GIVEN INSTRUCTION A:
Copy out the data records from the start of the records through the line holding "event-icon [1009,750,1028,768]", inclusive, keeping every line unchanged.

EXCERPT:
---*---

Metadata-Version: 2.4
Name: textxtract
Version: 0.2.3
Summary: A robust, extensible Python package for synchronous and asynchronous text extraction from PDF, DOCX, DOC, TXT, ZIP, MD, RTF, HTML, and more.
Author-email: 10xScale <contact@hire10x.ai>, Shudipto Trafder <shudipto.trafder@hire10x.ai>
Project-URL: Homepage, https://10xhub.github.io/textxtract/
Project-URL: Documentation, https://10xhub.github.io/textxtract/
Project-URL: Source, https://github.com/10xhub/textxtract
Requires-Python: >=3.9
Description-Content-Type: text/markdown
License-File: LICENSE
Provides-Extra: pdf
Requires-Dist: pymupdf; extra == "pdf"
Provides-Extra: docx
Requires-Dist: python-docx; extra == "docx"
Provides-Extra: doc
Requires-Dist: antiword; extra == "doc"
Provides-Extra: md
Requires-Dist: markdown; extra == "md"
Provides-Extra: rtf
Requires-Dist: striprtf; extra == "rtf"

---*---

[Data records]
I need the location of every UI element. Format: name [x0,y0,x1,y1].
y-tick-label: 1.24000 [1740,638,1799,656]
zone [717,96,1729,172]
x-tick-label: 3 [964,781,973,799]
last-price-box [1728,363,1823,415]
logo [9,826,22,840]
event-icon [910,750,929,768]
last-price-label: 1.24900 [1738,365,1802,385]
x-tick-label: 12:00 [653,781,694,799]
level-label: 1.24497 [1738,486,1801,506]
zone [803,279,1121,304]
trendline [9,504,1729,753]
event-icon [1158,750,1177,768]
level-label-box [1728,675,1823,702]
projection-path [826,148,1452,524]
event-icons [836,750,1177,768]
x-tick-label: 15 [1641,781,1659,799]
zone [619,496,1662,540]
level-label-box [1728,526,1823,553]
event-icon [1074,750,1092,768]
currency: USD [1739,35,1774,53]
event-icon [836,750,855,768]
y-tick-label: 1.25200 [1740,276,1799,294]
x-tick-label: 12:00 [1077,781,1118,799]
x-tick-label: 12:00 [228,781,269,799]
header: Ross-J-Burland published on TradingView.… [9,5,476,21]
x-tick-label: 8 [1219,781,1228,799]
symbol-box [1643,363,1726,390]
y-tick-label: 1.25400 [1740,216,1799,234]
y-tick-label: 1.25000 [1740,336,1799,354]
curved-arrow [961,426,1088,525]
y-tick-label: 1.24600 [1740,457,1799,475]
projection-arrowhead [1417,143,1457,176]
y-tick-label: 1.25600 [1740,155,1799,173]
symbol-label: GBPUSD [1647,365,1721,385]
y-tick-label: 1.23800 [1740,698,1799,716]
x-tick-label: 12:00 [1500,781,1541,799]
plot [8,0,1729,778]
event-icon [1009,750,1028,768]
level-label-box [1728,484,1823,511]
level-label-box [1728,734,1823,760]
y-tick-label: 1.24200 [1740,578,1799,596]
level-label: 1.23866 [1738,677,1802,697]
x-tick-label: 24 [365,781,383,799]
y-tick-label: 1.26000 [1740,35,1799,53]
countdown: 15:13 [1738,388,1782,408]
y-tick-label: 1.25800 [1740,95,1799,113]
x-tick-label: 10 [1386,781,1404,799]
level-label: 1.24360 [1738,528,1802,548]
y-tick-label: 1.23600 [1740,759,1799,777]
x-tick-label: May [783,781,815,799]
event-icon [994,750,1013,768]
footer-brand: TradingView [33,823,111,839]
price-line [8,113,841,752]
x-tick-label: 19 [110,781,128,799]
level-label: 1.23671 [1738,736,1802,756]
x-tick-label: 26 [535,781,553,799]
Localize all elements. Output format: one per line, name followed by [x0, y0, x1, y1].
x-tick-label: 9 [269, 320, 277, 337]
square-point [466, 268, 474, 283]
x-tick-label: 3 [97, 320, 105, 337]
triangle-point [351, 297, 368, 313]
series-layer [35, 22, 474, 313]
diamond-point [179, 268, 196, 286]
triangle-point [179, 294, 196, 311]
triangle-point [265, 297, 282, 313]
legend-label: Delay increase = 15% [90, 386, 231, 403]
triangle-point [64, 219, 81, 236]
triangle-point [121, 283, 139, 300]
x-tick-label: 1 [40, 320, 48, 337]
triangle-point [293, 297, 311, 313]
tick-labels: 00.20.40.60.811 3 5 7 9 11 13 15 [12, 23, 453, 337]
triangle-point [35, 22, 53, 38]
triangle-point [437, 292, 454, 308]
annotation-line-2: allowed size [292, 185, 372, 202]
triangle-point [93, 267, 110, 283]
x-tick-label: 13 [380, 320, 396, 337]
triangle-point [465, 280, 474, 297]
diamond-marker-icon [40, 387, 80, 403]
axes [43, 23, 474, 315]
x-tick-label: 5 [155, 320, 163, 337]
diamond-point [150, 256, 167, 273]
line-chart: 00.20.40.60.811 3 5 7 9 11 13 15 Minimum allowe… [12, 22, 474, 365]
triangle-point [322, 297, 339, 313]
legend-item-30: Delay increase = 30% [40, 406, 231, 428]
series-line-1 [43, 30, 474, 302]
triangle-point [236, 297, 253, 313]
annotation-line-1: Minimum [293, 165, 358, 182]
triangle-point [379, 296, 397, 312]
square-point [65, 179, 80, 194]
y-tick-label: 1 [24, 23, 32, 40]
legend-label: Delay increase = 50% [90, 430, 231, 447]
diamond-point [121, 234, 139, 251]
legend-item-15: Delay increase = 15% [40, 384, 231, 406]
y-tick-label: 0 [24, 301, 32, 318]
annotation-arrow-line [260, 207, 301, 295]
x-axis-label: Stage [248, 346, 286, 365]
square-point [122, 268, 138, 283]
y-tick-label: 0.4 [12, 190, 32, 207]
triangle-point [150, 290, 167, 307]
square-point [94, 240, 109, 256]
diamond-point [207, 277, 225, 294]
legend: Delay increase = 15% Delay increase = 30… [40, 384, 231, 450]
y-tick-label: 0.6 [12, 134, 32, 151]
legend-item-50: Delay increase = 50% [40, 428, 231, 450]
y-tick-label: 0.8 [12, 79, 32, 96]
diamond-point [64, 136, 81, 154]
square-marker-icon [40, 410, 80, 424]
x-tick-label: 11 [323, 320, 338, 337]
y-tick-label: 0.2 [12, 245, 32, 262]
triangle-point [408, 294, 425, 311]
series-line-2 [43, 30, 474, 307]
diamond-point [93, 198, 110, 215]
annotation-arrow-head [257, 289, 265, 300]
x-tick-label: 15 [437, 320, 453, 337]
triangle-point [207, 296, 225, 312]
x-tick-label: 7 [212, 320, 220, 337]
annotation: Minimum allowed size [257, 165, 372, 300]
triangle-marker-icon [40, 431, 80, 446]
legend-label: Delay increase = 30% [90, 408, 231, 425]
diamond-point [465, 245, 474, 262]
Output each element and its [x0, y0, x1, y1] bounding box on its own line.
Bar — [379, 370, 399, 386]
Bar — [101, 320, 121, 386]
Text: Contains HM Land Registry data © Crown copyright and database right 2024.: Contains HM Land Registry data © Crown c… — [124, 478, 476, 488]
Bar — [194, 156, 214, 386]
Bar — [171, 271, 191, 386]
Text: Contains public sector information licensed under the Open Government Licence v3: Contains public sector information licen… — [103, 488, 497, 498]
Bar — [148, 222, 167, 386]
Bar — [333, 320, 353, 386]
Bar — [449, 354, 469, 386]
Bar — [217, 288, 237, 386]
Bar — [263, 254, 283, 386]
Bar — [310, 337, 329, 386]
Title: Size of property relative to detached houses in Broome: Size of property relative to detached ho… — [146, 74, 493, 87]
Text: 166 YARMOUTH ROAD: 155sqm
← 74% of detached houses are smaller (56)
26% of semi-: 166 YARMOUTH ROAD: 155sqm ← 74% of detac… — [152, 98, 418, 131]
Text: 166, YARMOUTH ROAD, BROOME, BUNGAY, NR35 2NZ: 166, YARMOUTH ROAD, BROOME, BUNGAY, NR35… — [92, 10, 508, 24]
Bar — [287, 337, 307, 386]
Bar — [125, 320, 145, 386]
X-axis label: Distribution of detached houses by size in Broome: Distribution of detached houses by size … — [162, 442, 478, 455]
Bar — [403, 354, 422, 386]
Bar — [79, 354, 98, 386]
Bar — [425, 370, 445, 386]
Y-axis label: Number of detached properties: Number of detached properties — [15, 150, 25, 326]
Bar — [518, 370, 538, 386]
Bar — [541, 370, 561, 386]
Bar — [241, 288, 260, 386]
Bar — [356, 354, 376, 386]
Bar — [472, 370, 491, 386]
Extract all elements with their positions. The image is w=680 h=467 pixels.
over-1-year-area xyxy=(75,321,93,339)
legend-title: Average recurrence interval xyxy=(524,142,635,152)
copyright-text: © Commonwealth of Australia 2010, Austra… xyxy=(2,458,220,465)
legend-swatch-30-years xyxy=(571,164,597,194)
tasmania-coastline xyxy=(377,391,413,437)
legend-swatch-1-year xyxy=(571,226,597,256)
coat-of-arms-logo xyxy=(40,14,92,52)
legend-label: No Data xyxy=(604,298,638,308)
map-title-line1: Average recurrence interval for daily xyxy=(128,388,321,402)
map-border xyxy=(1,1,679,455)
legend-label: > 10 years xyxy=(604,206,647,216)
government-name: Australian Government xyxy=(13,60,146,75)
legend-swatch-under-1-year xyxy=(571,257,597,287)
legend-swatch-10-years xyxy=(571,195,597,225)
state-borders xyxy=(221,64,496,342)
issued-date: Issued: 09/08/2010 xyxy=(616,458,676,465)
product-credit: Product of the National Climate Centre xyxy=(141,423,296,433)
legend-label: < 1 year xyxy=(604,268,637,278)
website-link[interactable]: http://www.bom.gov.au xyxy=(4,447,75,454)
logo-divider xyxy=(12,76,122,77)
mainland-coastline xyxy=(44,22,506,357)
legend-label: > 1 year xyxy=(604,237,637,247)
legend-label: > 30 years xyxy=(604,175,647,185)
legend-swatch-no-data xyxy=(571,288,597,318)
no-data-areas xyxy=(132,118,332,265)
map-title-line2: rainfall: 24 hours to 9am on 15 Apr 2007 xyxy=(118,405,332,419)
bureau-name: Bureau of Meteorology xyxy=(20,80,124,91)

---*---

GIVEN INSTRUCTION B:
Summarize the package metadata in two sentences.

EXERCISE OUTPUT A:
I need the location of every UI element. Format: name [x0,y0,x1,y1].
y-tick-label: 1.24000 [1740,638,1799,656]
zone [717,96,1729,172]
x-tick-label: 3 [964,781,973,799]
last-price-box [1728,363,1823,415]
logo [9,826,22,840]
event-icon [910,750,929,768]
last-price-label: 1.24900 [1738,365,1802,385]
x-tick-label: 12:00 [653,781,694,799]
level-label: 1.24497 [1738,486,1801,506]
zone [803,279,1121,304]
trendline [9,504,1729,753]
event-icon [1158,750,1177,768]
level-label-box [1728,675,1823,702]
projection-path [826,148,1452,524]
event-icons [836,750,1177,768]
x-tick-label: 15 [1641,781,1659,799]
zone [619,496,1662,540]
level-label-box [1728,526,1823,553]
event-icon [1074,750,1092,768]
currency: USD [1739,35,1774,53]
event-icon [836,750,855,768]
y-tick-label: 1.25200 [1740,276,1799,294]
x-tick-label: 12:00 [1077,781,1118,799]
x-tick-label: 12:00 [228,781,269,799]
header: Ross-J-Burland published on TradingView.… [9,5,476,21]
x-tick-label: 8 [1219,781,1228,799]
symbol-box [1643,363,1726,390]
y-tick-label: 1.25400 [1740,216,1799,234]
y-tick-label: 1.25000 [1740,336,1799,354]
curved-arrow [961,426,1088,525]
y-tick-label: 1.24600 [1740,457,1799,475]
projection-arrowhead [1417,143,1457,176]
y-tick-label: 1.25600 [1740,155,1799,173]
symbol-label: GBPUSD [1647,365,1721,385]
y-tick-label: 1.23800 [1740,698,1799,716]
x-tick-label: 12:00 [1500,781,1541,799]
plot [8,0,1729,778]
event-icon [1009,750,1028,768]

EXERCISE OUTPUT B:
Version 0.2.3 of textxtract is described as a robust, extensible Python package for synchronous and asynchronous text extraction from PDF, DOCX, DOC, TXT, ZIP, MD, RTF, HTML, and more. It requires Python 3.9 or later and provides optional extras for pdf, docx, doc, md, and rtf, which depend on pymupdf, python-docx, antiword, markdown, and striprtf respectively.